## TO DO
Every line with the string "olaman" should be gathered.

## STORED RECORDS

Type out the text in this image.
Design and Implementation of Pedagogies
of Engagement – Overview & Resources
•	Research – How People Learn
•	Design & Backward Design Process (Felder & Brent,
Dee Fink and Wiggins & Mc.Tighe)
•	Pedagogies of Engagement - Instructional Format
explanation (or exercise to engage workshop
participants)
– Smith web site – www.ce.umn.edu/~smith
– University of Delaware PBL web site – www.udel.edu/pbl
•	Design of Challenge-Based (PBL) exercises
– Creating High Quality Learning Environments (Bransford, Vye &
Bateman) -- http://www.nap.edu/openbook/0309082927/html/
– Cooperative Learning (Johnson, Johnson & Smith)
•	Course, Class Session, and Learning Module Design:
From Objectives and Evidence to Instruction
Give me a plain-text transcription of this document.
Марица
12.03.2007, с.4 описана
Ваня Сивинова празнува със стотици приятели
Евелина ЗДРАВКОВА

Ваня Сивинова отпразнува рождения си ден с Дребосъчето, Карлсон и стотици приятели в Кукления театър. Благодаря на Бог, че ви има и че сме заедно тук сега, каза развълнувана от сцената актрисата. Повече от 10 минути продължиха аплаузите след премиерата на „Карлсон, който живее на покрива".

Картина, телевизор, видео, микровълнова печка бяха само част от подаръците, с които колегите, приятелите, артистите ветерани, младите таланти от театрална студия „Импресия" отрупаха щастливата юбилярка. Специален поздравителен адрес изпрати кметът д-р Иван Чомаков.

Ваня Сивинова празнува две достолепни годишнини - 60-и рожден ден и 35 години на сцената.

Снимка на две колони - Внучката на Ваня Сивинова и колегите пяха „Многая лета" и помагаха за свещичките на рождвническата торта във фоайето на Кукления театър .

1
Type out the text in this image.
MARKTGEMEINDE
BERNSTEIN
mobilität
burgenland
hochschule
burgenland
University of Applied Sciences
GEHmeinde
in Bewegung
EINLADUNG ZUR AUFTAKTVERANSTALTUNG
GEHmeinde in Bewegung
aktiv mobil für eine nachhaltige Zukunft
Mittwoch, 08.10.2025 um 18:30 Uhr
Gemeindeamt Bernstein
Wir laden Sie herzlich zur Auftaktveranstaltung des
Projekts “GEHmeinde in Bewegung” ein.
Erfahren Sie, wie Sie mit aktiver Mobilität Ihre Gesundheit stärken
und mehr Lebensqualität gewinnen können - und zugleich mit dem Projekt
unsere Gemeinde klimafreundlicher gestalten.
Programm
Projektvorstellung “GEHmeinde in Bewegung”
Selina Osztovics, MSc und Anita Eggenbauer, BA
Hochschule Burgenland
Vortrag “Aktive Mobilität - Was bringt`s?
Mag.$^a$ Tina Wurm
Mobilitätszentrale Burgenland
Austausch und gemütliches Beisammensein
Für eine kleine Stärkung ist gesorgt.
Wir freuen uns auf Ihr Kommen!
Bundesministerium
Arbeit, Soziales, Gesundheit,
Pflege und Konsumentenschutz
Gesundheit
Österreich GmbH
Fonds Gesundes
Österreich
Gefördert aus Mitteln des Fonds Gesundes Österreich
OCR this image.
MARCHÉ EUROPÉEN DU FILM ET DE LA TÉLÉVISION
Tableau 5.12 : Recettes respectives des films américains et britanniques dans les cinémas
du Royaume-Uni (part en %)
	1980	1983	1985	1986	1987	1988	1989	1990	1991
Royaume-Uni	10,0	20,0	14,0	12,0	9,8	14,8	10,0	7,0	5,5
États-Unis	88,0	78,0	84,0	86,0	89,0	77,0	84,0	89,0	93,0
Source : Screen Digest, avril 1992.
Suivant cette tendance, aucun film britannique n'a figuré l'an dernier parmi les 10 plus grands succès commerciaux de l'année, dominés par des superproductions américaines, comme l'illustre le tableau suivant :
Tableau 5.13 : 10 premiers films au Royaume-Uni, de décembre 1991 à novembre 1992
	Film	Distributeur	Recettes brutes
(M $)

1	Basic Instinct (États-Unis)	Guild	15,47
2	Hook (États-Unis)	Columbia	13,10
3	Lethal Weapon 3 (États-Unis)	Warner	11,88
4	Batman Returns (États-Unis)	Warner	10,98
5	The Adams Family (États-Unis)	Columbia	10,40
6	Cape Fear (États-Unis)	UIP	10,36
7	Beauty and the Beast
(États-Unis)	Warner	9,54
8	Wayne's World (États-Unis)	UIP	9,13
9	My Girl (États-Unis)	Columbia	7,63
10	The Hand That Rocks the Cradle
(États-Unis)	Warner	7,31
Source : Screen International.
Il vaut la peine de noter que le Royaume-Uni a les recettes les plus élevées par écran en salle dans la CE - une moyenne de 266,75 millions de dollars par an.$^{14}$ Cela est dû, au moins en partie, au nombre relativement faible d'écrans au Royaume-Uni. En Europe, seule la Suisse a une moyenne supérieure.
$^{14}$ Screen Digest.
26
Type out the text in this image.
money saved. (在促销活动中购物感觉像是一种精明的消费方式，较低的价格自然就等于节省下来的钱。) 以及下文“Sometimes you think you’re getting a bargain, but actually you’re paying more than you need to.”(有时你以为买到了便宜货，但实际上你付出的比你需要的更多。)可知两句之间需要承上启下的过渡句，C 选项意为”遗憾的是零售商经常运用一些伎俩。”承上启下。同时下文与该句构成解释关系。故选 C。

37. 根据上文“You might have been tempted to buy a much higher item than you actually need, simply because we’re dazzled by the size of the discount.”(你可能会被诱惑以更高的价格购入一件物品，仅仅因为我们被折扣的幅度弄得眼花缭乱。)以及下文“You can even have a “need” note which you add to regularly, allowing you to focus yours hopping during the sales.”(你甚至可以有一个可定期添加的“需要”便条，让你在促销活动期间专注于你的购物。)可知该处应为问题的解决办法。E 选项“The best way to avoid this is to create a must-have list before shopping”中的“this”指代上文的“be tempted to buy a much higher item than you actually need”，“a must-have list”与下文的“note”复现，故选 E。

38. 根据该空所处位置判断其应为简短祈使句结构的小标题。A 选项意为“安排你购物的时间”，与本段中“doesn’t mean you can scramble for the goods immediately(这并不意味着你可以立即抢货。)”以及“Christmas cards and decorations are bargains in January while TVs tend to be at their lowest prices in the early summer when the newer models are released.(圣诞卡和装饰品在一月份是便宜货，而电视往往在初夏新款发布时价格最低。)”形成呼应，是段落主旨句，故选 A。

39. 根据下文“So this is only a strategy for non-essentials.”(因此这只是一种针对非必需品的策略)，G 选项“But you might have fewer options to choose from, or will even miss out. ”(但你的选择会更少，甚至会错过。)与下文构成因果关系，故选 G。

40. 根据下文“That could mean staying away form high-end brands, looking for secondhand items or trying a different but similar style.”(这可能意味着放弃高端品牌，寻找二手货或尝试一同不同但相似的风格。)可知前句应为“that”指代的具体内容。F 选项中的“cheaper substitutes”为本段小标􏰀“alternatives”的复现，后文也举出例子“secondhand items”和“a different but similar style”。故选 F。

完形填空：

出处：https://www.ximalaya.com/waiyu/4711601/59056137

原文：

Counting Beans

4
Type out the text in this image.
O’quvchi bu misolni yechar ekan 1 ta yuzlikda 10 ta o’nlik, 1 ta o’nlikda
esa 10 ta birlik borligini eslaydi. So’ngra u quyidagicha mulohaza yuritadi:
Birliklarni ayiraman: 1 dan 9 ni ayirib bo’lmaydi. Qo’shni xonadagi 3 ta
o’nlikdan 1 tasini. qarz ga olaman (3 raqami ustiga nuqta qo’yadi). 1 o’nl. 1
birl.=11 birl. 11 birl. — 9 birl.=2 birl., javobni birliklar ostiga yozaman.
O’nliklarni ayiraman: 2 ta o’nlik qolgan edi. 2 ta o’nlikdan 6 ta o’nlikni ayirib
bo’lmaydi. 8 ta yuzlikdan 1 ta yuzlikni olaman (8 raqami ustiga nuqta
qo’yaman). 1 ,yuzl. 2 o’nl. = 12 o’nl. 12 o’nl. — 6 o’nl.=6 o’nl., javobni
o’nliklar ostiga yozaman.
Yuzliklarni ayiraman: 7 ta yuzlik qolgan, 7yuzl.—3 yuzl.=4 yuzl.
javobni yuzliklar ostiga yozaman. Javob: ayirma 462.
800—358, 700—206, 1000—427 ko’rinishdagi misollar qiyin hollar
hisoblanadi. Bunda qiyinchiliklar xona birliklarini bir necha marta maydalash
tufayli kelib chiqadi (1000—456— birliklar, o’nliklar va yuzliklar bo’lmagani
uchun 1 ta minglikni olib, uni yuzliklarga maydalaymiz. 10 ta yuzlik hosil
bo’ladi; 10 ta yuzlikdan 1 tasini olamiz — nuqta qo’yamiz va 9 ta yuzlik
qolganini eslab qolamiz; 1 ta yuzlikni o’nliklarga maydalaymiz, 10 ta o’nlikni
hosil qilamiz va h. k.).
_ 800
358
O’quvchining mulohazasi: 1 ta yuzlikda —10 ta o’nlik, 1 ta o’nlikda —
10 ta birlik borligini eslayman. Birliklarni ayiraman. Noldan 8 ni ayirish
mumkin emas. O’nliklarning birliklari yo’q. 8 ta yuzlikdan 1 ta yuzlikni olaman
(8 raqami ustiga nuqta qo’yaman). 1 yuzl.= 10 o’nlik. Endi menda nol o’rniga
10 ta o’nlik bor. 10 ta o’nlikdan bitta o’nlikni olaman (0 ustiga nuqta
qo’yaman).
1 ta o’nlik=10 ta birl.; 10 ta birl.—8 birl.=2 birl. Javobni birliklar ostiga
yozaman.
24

## EXERCISE RESPONSE
o’nlikdan 1 tasini. qarz ga olaman (3 raqami ustiga nuqta qo’yadi). 1 o’nl. 1
bo’lmaydi. 8 ta yuzlikdan 1 ta yuzlikni olaman (8 raqami ustiga nuqta
mumkin emas. O’nliklarning birliklari yo’q. 8 ta yuzlikdan 1 ta yuzlikni olaman
10 ta o’nlik bor. 10 ta o’nlikdan bitta o’nlikni olaman (0 ustiga nuqta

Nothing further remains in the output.